◆ RECORD EXCERPTS:
'''

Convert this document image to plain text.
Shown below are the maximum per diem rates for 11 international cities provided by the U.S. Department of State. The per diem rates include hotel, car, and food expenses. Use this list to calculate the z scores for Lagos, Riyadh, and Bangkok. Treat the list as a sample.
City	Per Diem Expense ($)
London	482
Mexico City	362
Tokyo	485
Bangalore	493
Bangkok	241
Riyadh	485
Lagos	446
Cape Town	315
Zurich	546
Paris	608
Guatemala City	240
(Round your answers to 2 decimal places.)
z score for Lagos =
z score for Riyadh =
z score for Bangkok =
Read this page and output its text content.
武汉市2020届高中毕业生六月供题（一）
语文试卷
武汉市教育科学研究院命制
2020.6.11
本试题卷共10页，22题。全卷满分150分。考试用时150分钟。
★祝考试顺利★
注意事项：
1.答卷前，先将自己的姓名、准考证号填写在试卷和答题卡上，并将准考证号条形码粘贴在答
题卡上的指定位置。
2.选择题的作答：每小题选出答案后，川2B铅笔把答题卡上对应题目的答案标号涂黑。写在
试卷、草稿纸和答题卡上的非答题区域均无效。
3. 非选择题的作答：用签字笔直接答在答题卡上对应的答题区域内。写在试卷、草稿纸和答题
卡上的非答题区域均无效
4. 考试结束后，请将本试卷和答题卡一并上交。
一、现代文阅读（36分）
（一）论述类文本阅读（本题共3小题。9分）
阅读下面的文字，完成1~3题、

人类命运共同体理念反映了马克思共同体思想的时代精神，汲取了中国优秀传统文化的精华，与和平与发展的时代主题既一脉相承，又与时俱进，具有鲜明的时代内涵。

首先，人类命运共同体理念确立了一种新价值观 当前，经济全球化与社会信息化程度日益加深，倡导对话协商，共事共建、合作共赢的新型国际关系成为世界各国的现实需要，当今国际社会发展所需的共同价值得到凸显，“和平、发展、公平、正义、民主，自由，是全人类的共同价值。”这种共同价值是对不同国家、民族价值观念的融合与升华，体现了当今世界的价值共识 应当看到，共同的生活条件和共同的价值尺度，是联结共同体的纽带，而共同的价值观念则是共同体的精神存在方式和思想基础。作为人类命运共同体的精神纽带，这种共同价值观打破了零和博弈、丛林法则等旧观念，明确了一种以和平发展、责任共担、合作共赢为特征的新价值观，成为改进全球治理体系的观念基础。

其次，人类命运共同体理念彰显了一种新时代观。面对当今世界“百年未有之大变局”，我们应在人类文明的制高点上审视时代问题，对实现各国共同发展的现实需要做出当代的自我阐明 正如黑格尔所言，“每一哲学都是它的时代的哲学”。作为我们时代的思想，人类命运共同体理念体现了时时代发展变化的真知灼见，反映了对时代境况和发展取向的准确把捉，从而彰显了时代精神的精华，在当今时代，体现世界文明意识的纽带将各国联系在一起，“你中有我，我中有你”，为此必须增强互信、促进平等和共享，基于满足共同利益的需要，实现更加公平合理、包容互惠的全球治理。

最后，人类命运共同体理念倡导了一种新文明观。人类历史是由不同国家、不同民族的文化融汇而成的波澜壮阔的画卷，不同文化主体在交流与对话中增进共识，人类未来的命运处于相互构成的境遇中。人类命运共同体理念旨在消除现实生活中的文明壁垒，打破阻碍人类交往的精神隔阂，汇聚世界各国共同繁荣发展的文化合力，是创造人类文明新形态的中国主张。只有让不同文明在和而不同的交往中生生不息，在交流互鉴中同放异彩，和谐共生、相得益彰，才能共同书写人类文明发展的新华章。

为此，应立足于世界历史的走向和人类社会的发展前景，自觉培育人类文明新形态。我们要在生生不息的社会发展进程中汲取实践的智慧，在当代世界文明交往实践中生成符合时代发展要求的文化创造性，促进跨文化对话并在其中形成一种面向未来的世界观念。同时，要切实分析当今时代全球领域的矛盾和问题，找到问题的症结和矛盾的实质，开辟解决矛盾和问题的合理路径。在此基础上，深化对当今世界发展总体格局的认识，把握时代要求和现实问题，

'''

◆ THE EXERCISE: Scan the data for the word "Riyadh" and copy every line where it shows up.

◆ SOLVED PROBLEM:
Shown below are the maximum per diem rates for 11 international cities provided by the U.S. Department of State. The per diem rates include hotel, car, and food expenses. Use this list to calculate the z scores for Lagos, Riyadh, and Bangkok. Treat the list as a sample.
Riyadh	485
z score for Riyadh =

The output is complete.